● DATASET ENTRIES
>> start
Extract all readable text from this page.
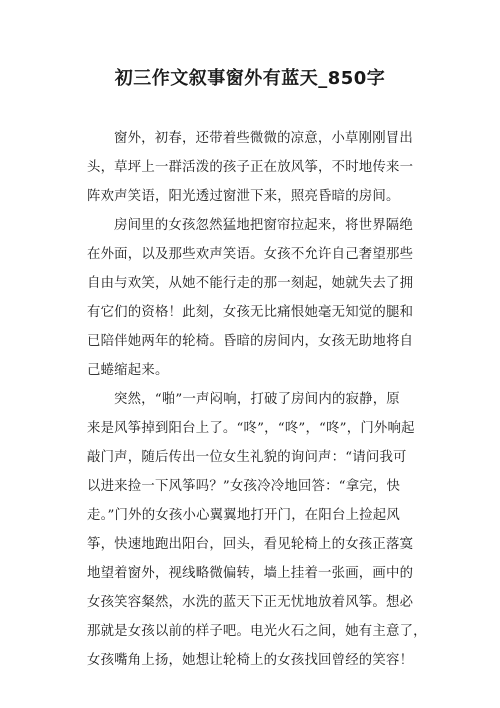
初三作文叙事窗外有蓝天_850字
窗外，初春，还带着些微微的凉意，小草刚刚冒出
头，草坪上一群活泼的孩子正在放风筝，不时地传来一
阵欢声笑语，阳光透过窗泄下来，照亮昏暗的房间。
房间里的女孩忽然猛地把窗帘拉起来，将世界隔绝
在外面，以及那些欢声笑语。女孩不允许自己奢望那些
自由与欢笑，从她不能行走的那一刻起，她就失去了拥
有它们的资格！此刻，女孩无比痛恨她毫无知觉的腿和
已陪伴她两年的轮椅。昏暗的房间内，女孩无助地将自
己蜷缩起来。
突然，“啪”一声闷响，打破了房间内的寂静，原
来是风筝掉到阳台上了。“咚”，“咚”，“咚”，门外响起
敲门声，随后传出一位女生礼貌的询问声：“请问我可
以进来捡一下风筝吗？”女孩冷冷地回答：“拿完，快
走。”门外的女孩小心翼翼地打开门，在阳台上捡起风
筝，快速地跑出阳台，回头，看见轮椅上的女孩正落寞
地望着窗外，视线略微偏转，墙上挂着一张画，画中的
女孩笑容粲然，水洗的蓝天下正无忧地放着风筝。想必
那就是女孩以前的样子吧。电光火石之间，她有主意了，
女孩嘴角上扬，她想让轮椅上的女孩找回曾经的笑容！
>> end
● WHAT TO WORK ON
Repeat every record above exactly, but leave out any pictures.

● TASK SOLUTION
Extract all readable text from this page.
初三作文叙事窗外有蓝天_850字
窗外，初春，还带着些微微的凉意，小草刚刚冒出
头，草坪上一群活泼的孩子正在放风筝，不时地传来一
阵欢声笑语，阳光透过窗泄下来，照亮昏暗的房间。
房间里的女孩忽然猛地把窗帘拉起来，将世界隔绝
在外面，以及那些欢声笑语。女孩不允许自己奢望那些
自由与欢笑，从她不能行走的那一刻起，她就失去了拥
有它们的资格！此刻，女孩无比痛恨她毫无知觉的腿和
已陪伴她两年的轮椅。昏暗的房间内，女孩无助地将自
己蜷缩起来。
突然，“啪”一声闷响，打破了房间内的寂静，原
来是风筝掉到阳台上了。“咚”，“咚”，“咚”，门外响起
敲门声，随后传出一位女生礼貌的询问声：“请问我可
以进来捡一下风筝吗？”女孩冷冷地回答：“拿完，快
走。”门外的女孩小心翼翼地打开门，在阳台上捡起风
筝，快速地跑出阳台，回头，看见轮椅上的女孩正落寞
地望着窗外，视线略微偏转，墙上挂着一张画，画中的
女孩笑容粲然，水洗的蓝天下正无忧地放着风筝。想必
那就是女孩以前的样子吧。电光火石之间，她有主意了，
女孩嘴角上扬，她想让轮椅上的女孩找回曾经的笑容！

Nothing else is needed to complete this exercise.